• Work to be completed: Write out each entry again. Keep every word exactly as it is.

• Data to use:

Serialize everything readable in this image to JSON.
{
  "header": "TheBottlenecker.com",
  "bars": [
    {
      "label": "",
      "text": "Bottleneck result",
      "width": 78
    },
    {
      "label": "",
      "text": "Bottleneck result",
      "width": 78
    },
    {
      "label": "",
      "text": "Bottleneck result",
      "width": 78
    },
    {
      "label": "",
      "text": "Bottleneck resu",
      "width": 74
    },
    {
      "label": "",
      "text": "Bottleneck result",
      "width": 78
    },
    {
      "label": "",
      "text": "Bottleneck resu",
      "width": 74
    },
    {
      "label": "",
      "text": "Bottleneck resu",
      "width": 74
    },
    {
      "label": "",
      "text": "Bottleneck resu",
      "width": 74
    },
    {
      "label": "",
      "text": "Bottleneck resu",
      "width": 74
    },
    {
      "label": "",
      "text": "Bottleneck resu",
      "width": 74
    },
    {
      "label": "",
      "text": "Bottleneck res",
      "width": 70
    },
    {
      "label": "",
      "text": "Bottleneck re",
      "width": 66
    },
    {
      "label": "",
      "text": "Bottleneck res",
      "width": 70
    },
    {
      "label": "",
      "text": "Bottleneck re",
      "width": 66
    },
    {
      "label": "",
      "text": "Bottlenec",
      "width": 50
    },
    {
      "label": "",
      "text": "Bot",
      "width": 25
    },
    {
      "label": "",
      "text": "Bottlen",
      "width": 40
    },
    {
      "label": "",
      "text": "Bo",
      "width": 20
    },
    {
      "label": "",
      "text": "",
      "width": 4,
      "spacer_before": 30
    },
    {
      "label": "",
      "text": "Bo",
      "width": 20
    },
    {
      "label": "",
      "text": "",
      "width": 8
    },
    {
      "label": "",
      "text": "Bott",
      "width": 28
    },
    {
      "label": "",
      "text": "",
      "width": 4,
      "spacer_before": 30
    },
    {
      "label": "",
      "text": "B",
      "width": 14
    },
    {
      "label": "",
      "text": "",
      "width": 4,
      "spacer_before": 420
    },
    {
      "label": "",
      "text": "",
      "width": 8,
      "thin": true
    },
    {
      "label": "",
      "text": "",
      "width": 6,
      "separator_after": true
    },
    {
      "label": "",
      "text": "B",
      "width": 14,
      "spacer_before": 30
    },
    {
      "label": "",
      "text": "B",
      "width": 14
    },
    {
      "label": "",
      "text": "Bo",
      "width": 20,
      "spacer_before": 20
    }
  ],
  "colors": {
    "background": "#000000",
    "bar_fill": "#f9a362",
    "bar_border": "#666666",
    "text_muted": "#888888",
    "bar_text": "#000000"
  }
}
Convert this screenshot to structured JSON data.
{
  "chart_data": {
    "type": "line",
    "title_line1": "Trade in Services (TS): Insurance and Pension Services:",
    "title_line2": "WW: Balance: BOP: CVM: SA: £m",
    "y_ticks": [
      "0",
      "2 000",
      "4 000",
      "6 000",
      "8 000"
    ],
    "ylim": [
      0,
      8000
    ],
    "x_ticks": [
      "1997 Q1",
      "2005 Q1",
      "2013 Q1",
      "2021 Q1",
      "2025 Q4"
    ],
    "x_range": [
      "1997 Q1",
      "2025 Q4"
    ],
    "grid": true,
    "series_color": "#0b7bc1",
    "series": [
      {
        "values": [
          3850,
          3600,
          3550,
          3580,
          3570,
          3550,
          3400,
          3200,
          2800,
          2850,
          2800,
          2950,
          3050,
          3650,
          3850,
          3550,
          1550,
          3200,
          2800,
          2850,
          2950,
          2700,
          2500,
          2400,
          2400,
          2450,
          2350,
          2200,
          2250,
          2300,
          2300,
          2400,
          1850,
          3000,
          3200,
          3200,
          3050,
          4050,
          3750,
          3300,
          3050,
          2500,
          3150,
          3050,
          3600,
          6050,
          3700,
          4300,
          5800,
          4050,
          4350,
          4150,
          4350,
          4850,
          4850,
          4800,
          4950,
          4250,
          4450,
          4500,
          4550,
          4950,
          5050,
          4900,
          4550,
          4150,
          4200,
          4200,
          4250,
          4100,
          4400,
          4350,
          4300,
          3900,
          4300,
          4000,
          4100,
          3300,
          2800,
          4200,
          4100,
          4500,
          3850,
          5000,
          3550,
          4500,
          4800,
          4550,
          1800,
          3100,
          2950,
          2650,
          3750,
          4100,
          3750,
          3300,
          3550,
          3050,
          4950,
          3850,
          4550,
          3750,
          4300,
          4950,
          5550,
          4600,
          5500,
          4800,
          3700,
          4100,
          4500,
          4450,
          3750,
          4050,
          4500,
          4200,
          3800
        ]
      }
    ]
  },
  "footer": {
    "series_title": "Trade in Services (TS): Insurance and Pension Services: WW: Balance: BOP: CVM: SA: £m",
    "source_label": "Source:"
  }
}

• Output for this task:
Serialize everything readable in this image to JSON.
{
  "header": "TheBottlenecker.com",
  "bars": [
    {
      "label": "",
      "text": "Bottleneck result",
      "width": 78
    },
    {
      "label": "",
      "text": "Bottleneck result",
      "width": 78
    },
    {
      "label": "",
      "text": "Bottleneck result",
      "width": 78
    },
    {
      "label": "",
      "text": "Bottleneck resu",
      "width": 74
    },
    {
      "label": "",
      "text": "Bottleneck result",
      "width": 78
    },
    {
      "label": "",
      "text": "Bottleneck resu",
      "width": 74
    },
    {
      "label": "",
      "text": "Bottleneck resu",
      "width": 74
    },
    {
      "label": "",
      "text": "Bottleneck resu",
      "width": 74
    },
    {
      "label": "",
      "text": "Bottleneck resu",
      "width": 74
    },
    {
      "label": "",
      "text": "Bottleneck resu",
      "width": 74
    },
    {
      "label": "",
      "text": "Bottleneck res",
      "width": 70
    },
    {
      "label": "",
      "text": "Bottleneck re",
      "width": 66
    },
    {
      "label": "",
      "text": "Bottleneck res",
      "width": 70
    },
    {
      "label": "",
      "text": "Bottleneck re",
      "width": 66
    },
    {
      "label": "",
      "text": "Bottlenec",
      "width": 50
    },
    {
      "label": "",
      "text": "Bot",
      "width": 25
    },
    {
      "label": "",
      "text": "Bottlen",
      "width": 40
    },
    {
      "label": "",
      "text": "Bo",
      "width": 20
    },
    {
      "label": "",
      "text": "",
      "width": 4,
      "spacer_before": 30
    },
    {
      "label": "",
      "text": "Bo",
      "width": 20
    },
    {
      "label": "",
      "text": "",
      "width": 8
    },
    {
      "label": "",
      "text": "Bott",
      "width": 28
    },
    {
      "label": "",
      "text": "",
      "width": 4,
      "spacer_before": 30
    },
    {
      "label": "",
      "text": "B",
      "width": 14
    },
    {
      "label": "",
      "text": "",
      "width": 4,
      "spacer_before": 420
    },
    {
      "label": "",
      "text": "",
      "width": 8,
      "thin": true
    },
    {
      "label": "",
      "text": "",
      "width": 6,
      "separator_after": true
    },
    {
      "label": "",
      "text": "B",
      "width": 14,
      "spacer_before": 30
    },
    {
      "label": "",
      "text": "B",
      "width": 14
    },
    {
      "label": "",
      "text": "Bo",
      "width": 20,
      "spacer_before": 20
    }
  ],
  "colors": {
    "background": "#000000",
    "bar_fill": "#f9a362",
    "bar_border": "#666666",
    "text_muted": "#888888",
    "bar_text": "#000000"
  }
}
Convert this screenshot to structured JSON data.
{
  "chart_data": {
    "type": "line",
    "title_line1": "Trade in Services (TS): Insurance and Pension Services:",
    "title_line2": "WW: Balance: BOP: CVM: SA: £m",
    "y_ticks": [
      "0",
      "2 000",
      "4 000",
      "6 000",
      "8 000"
    ],
    "ylim": [
      0,
      8000
    ],
    "x_ticks": [
      "1997 Q1",
      "2005 Q1",
      "2013 Q1",
      "2021 Q1",
      "2025 Q4"
    ],
    "x_range": [
      "1997 Q1",
      "2025 Q4"
    ],
    "grid": true,
    "series_color": "#0b7bc1",
    "series": [
      {
        "values": [
          3850,
          3600,
          3550,
          3580,
          3570,
          3550,
          3400,
          3200,
          2800,
          2850,
          2800,
          2950,
          3050,
          3650,
          3850,
          3550,
          1550,
          3200,
          2800,
          2850,
          2950,
          2700,
          2500,
          2400,
          2400,
          2450,
          2350,
          2200,
          2250,
          2300,
          2300,
          2400,
          1850,
          3000,
          3200,
          3200,
          3050,
          4050,
          3750,
          3300,
          3050,
          2500,
          3150,
          3050,
          3600,
          6050,
          3700,
          4300,
          5800,
          4050,
          4350,
          4150,
          4350,
          4850,
          4850,
          4800,
          4950,
          4250,
          4450,
          4500,
          4550,
          4950,
          5050,
          4900,
          4550,
          4150,
          4200,
          4200,
          4250,
          4100,
          4400,
          4350,
          4300,
          3900,
          4300,
          4000,
          4100,
          3300,
          2800,
          4200,
          4100,
          4500,
          3850,
          5000,
          3550,
          4500,
          4800,
          4550,
          1800,
          3100,
          2950,
          2650,
          3750,
          4100,
          3750,
          3300,
          3550,
          3050,
          4950,
          3850,
          4550,
          3750,
          4300,
          4950,
          5550,
          4600,
          5500,
          4800,
          3700,
          4100,
          4500,
          4450,
          3750,
          4050,
          4500,
          4200,
          3800
        ]
      }
    ]
  },
  "footer": {
    "series_title": "Trade in Services (TS): Insurance and Pension Services: WW: Balance: BOP: CVM: SA: £m",
    "source_label": "Source:"
  }
}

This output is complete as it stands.